### Set task
Reproduce the records below in full and without edits, omitting images.

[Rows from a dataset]

####################

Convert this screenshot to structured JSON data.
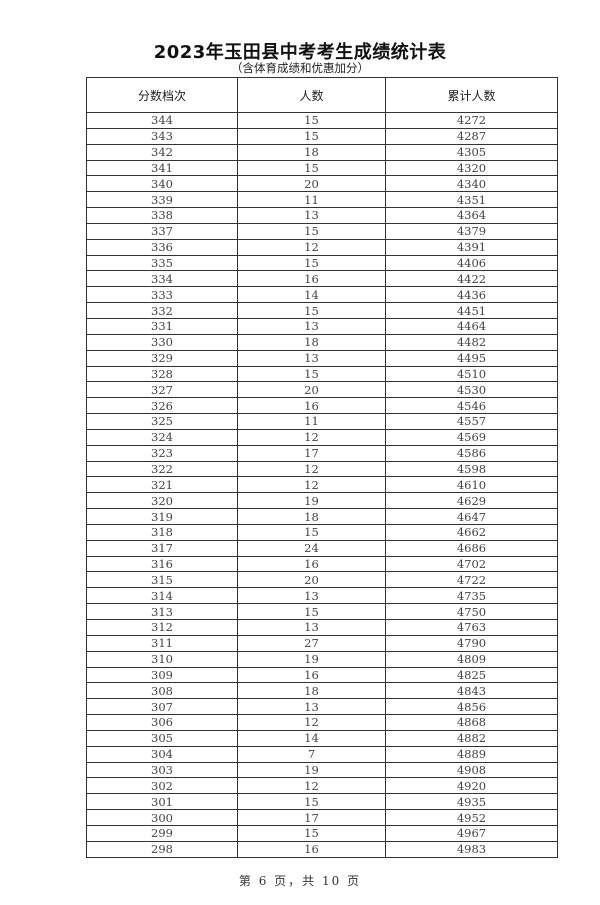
{
  "document": {
    "title": "2023年玉田县中考考生成绩统计表",
    "subtitle": "（含体育成绩和优惠加分）",
    "footer": "第 6 页，共 10 页"
  },
  "table": {
    "headers": [
      "分数档次",
      "人数",
      "累计人数"
    ],
    "rows": [
      [
        "344",
        "15",
        "4272"
      ],
      [
        "343",
        "15",
        "4287"
      ],
      [
        "342",
        "18",
        "4305"
      ],
      [
        "341",
        "15",
        "4320"
      ],
      [
        "340",
        "20",
        "4340"
      ],
      [
        "339",
        "11",
        "4351"
      ],
      [
        "338",
        "13",
        "4364"
      ],
      [
        "337",
        "15",
        "4379"
      ],
      [
        "336",
        "12",
        "4391"
      ],
      [
        "335",
        "15",
        "4406"
      ],
      [
        "334",
        "16",
        "4422"
      ],
      [
        "333",
        "14",
        "4436"
      ],
      [
        "332",
        "15",
        "4451"
      ],
      [
        "331",
        "13",
        "4464"
      ],
      [
        "330",
        "18",
        "4482"
      ],
      [
        "329",
        "13",
        "4495"
      ],
      [
        "328",
        "15",
        "4510"
      ],
      [
        "327",
        "20",
        "4530"
      ],
      [
        "326",
        "16",
        "4546"
      ],
      [
        "325",
        "11",
        "4557"
      ],
      [
        "324",
        "12",
        "4569"
      ],
      [
        "323",
        "17",
        "4586"
      ],
      [
        "322",
        "12",
        "4598"
      ],
      [
        "321",
        "12",
        "4610"
      ],
      [
        "320",
        "19",
        "4629"
      ],
      [
        "319",
        "18",
        "4647"
      ],
      [
        "318",
        "15",
        "4662"
      ],
      [
        "317",
        "24",
        "4686"
      ],
      [
        "316",
        "16",
        "4702"
      ],
      [
        "315",
        "20",
        "4722"
      ],
      [
        "314",
        "13",
        "4735"
      ],
      [
        "313",
        "15",
        "4750"
      ],
      [
        "312",
        "13",
        "4763"
      ],
      [
        "311",
        "27",
        "4790"
      ],
      [
        "310",
        "19",
        "4809"
      ],
      [
        "309",
        "16",
        "4825"
      ],
      [
        "308",
        "18",
        "4843"
      ],
      [
        "307",
        "13",
        "4856"
      ],
      [
        "306",
        "12",
        "4868"
      ],
      [
        "305",
        "14",
        "4882"
      ],
      [
        "304",
        "7",
        "4889"
      ],
      [
        "303",
        "19",
        "4908"
      ],
      [
        "302",
        "12",
        "4920"
      ],
      [
        "301",
        "15",
        "4935"
      ],
      [
        "300",
        "17",
        "4952"
      ],
      [
        "299",
        "15",
        "4967"
      ],
      [
        "298",
        "16",
        "4983"
      ]
    ]
  }
}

####################

### Task solution
Convert this screenshot to structured JSON data.
{
  "document": {
    "title": "2023年玉田县中考考生成绩统计表",
    "subtitle": "（含体育成绩和优惠加分）",
    "footer": "第 6 页，共 10 页"
  },
  "table": {
    "headers": [
      "分数档次",
      "人数",
      "累计人数"
    ],
    "rows": [
      [
        "344",
        "15",
        "4272"
      ],
      [
        "343",
        "15",
        "4287"
      ],
      [
        "342",
        "18",
        "4305"
      ],
      [
        "341",
        "15",
        "4320"
      ],
      [
        "340",
        "20",
        "4340"
      ],
      [
        "339",
        "11",
        "4351"
      ],
      [
        "338",
        "13",
        "4364"
      ],
      [
        "337",
        "15",
        "4379"
      ],
      [
        "336",
        "12",
        "4391"
      ],
      [
        "335",
        "15",
        "4406"
      ],
      [
        "334",
        "16",
        "4422"
      ],
      [
        "333",
        "14",
        "4436"
      ],
      [
        "332",
        "15",
        "4451"
      ],
      [
        "331",
        "13",
        "4464"
      ],
      [
        "330",
        "18",
        "4482"
      ],
      [
        "329",
        "13",
        "4495"
      ],
      [
        "328",
        "15",
        "4510"
      ],
      [
        "327",
        "20",
        "4530"
      ],
      [
        "326",
        "16",
        "4546"
      ],
      [
        "325",
        "11",
        "4557"
      ],
      [
        "324",
        "12",
        "4569"
      ],
      [
        "323",
        "17",
        "4586"
      ],
      [
        "322",
        "12",
        "4598"
      ],
      [
        "321",
        "12",
        "4610"
      ],
      [
        "320",
        "19",
        "4629"
      ],
      [
        "319",
        "18",
        "4647"
      ],
      [
        "318",
        "15",
        "4662"
      ],
      [
        "317",
        "24",
        "4686"
      ],
      [
        "316",
        "16",
        "4702"
      ],
      [
        "315",
        "20",
        "4722"
      ],
      [
        "314",
        "13",
        "4735"
      ],
      [
        "313",
        "15",
        "4750"
      ],
      [
        "312",
        "13",
        "4763"
      ],
      [
        "311",
        "27",
        "4790"
      ],
      [
        "310",
        "19",
        "4809"
      ],
      [
        "309",
        "16",
        "4825"
      ],
      [
        "308",
        "18",
        "4843"
      ],
      [
        "307",
        "13",
        "4856"
      ],
      [
        "306",
        "12",
        "4868"
      ],
      [
        "305",
        "14",
        "4882"
      ],
      [
        "304",
        "7",
        "4889"
      ],
      [
        "303",
        "19",
        "4908"
      ],
      [
        "302",
        "12",
        "4920"
      ],
      [
        "301",
        "15",
        "4935"
      ],
      [
        "300",
        "17",
        "4952"
      ],
      [
        "299",
        "15",
        "4967"
      ],
      [
        "298",
        "16",
        "4983"
      ]
    ]
  }
}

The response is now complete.